MATERIAL FOR THIS EXERCISE =>
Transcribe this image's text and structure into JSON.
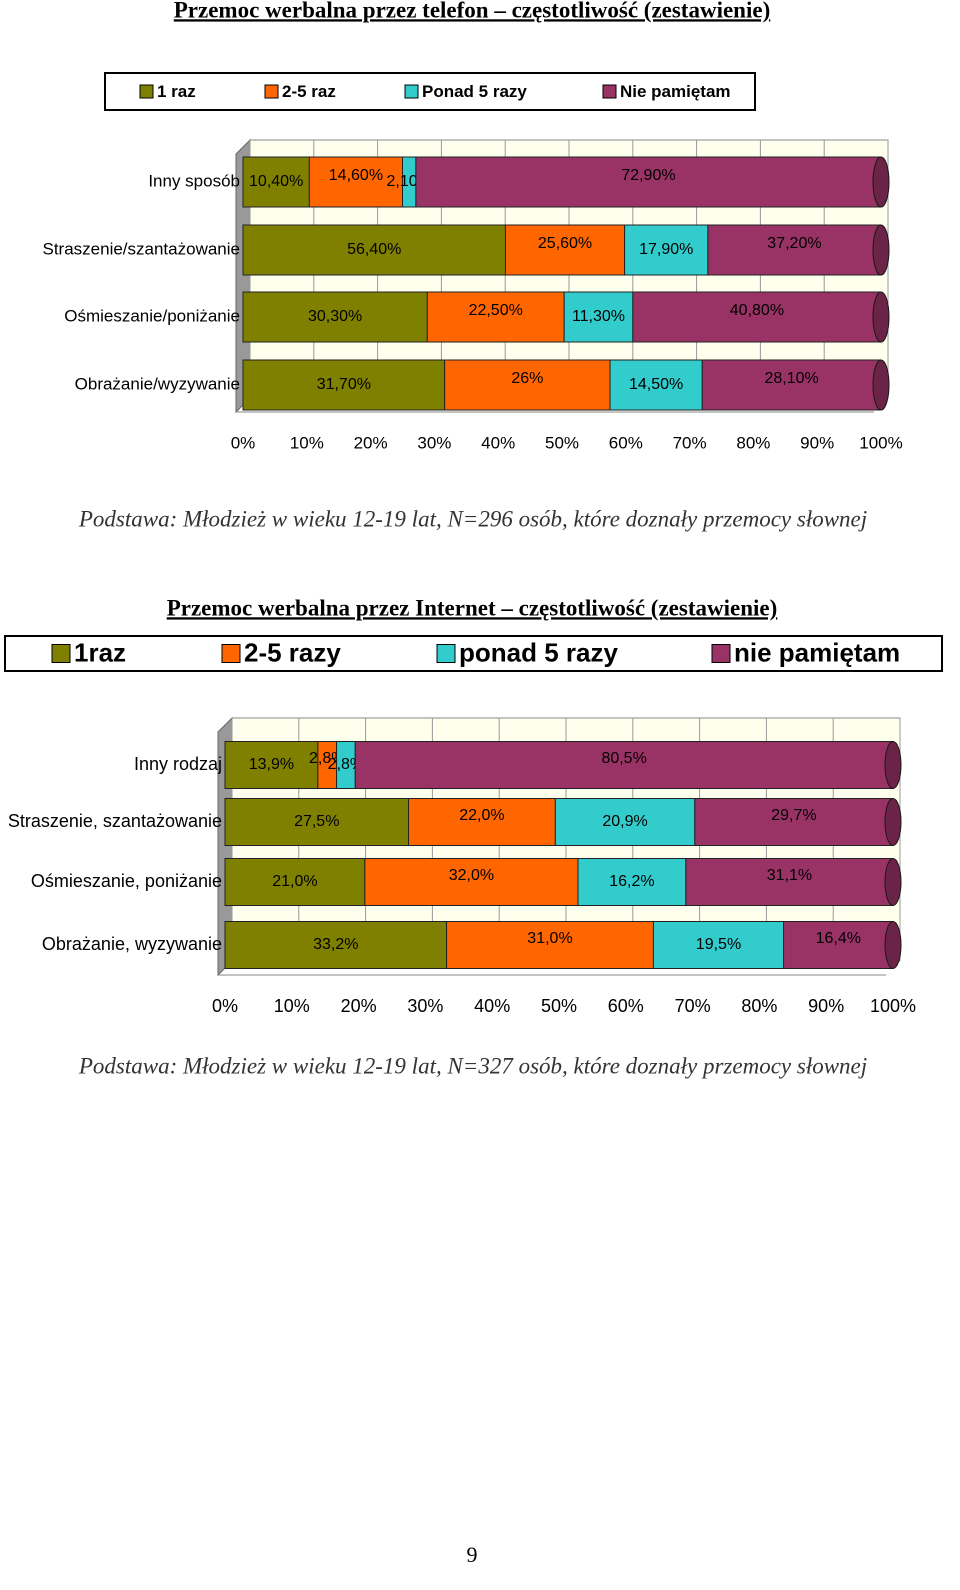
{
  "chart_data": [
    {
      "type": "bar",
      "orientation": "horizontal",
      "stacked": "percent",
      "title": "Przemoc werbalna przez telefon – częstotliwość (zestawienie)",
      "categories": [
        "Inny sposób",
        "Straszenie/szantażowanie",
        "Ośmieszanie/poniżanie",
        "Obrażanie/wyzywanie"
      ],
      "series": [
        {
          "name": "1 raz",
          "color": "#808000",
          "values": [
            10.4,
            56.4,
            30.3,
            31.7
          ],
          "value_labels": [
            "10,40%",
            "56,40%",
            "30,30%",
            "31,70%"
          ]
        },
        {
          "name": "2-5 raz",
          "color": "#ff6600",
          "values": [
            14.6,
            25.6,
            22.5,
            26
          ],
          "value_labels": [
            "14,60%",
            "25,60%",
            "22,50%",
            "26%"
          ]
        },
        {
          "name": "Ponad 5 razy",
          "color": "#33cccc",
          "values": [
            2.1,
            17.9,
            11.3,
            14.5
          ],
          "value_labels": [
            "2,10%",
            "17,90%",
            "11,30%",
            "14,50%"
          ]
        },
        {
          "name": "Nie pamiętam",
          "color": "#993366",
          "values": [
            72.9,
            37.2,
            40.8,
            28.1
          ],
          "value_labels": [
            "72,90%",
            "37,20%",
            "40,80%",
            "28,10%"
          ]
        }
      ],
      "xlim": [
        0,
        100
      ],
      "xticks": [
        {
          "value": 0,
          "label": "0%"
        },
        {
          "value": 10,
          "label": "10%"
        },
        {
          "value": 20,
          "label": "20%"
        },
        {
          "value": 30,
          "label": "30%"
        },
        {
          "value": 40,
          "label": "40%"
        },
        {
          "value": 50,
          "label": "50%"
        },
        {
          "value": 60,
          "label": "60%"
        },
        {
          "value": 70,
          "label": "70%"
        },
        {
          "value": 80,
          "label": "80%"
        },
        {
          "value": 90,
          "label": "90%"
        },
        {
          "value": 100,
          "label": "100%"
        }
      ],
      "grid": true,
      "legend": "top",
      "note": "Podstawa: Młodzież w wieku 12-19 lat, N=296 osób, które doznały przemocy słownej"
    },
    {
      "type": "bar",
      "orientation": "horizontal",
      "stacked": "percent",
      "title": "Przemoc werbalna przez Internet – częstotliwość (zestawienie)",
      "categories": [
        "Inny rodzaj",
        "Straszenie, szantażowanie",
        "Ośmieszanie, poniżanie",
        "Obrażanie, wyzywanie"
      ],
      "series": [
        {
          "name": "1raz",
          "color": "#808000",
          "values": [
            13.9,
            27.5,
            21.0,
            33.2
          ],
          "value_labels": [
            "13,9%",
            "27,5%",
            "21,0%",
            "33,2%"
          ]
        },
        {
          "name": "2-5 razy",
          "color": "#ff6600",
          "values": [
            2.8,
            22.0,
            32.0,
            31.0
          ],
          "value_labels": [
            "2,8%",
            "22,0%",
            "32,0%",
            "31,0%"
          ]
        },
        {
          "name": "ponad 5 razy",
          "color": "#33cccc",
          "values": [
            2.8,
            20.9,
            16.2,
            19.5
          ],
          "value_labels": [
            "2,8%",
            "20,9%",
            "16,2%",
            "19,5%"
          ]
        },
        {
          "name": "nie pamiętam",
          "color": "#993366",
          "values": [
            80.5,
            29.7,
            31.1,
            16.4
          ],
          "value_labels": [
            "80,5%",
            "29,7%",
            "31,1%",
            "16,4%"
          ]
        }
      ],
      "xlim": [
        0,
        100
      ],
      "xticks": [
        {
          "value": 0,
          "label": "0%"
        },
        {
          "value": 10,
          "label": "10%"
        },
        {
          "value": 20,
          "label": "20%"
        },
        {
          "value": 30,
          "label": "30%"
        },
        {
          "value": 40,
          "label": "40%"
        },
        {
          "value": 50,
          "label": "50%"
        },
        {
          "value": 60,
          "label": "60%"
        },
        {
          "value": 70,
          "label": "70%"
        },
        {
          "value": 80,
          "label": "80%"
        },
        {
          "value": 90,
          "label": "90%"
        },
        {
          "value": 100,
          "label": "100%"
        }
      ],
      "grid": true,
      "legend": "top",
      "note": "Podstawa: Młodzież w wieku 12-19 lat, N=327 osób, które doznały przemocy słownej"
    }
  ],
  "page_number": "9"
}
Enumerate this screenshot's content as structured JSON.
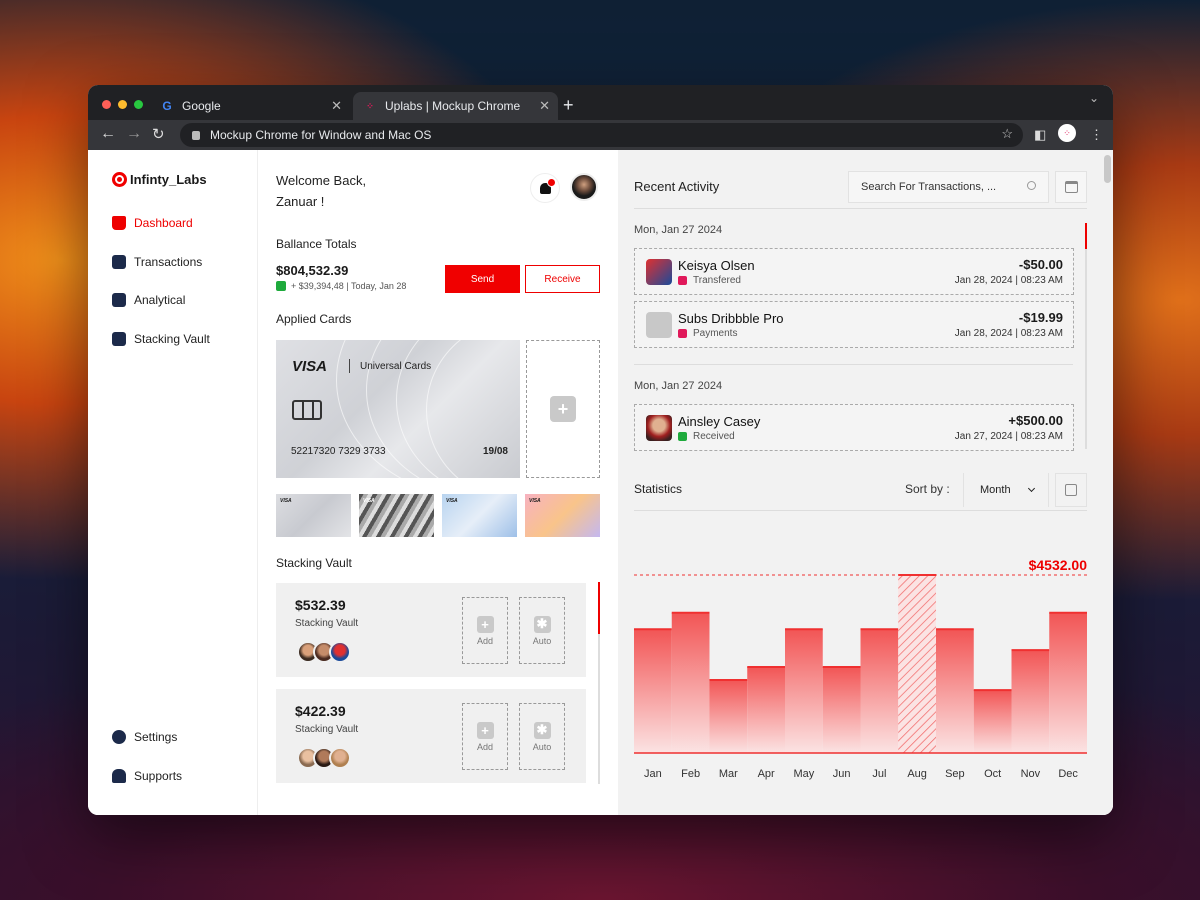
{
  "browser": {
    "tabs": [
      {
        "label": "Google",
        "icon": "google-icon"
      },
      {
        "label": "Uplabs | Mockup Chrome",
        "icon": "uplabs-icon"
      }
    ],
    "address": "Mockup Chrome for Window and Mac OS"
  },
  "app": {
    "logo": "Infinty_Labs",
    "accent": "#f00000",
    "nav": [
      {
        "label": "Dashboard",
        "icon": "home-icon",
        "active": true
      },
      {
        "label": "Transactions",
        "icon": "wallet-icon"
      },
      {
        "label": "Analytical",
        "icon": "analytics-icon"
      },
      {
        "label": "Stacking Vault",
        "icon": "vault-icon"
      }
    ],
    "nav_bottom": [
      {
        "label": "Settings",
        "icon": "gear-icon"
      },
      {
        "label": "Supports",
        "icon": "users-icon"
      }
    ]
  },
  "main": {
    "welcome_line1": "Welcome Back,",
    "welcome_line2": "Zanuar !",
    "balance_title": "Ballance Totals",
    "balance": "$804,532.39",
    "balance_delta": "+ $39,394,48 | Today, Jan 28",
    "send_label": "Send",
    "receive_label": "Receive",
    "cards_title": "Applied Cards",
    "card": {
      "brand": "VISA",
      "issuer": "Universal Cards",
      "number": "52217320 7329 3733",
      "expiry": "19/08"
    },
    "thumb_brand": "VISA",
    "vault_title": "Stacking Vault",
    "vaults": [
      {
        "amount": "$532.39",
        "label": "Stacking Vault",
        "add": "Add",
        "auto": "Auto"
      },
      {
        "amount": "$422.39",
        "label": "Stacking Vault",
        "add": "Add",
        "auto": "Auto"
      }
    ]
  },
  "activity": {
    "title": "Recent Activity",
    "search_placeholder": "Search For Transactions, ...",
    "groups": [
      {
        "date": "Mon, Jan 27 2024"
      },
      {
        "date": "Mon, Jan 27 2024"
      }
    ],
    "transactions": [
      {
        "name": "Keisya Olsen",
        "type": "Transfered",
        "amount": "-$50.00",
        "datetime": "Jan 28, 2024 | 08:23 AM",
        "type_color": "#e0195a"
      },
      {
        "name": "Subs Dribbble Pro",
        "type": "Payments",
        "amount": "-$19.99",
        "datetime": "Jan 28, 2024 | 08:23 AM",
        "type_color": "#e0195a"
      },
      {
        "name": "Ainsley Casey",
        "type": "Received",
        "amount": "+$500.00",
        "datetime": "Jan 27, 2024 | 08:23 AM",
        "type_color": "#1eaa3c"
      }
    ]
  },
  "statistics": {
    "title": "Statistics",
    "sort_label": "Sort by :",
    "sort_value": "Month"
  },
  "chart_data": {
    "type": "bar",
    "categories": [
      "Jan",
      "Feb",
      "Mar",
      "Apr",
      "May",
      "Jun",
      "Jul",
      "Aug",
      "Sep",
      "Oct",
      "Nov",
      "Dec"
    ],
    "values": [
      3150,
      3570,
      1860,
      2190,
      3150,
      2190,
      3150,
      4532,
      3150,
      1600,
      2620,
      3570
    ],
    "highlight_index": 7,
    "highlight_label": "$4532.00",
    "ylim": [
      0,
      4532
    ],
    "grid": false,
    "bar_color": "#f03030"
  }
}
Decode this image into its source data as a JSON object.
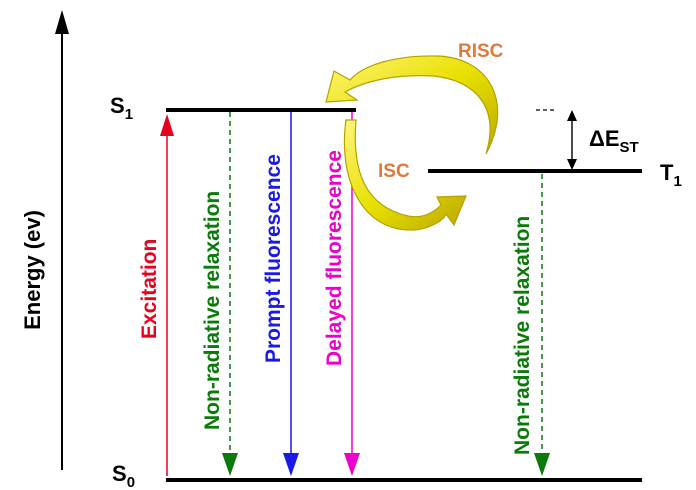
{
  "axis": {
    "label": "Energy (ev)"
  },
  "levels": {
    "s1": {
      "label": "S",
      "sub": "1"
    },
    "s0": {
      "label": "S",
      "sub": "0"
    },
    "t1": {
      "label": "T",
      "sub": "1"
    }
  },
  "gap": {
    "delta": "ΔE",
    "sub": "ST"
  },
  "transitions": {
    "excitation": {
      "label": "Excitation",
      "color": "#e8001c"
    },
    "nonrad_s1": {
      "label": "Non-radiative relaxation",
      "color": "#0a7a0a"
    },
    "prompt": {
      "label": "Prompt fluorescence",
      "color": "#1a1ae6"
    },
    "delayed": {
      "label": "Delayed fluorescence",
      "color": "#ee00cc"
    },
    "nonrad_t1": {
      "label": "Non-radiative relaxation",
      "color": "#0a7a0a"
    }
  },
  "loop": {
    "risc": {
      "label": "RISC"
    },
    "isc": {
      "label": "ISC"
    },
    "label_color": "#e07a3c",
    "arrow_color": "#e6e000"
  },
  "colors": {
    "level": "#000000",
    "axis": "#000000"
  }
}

THE REQUEST => Copy every line in the records above that contains the word "zestawienie".

ANSWER BELOW =>
      "title": "Przemoc werbalna przez telefon – częstotliwość (zestawienie)",
      "title": "Przemoc werbalna przez Internet – częstotliwość (zestawienie)",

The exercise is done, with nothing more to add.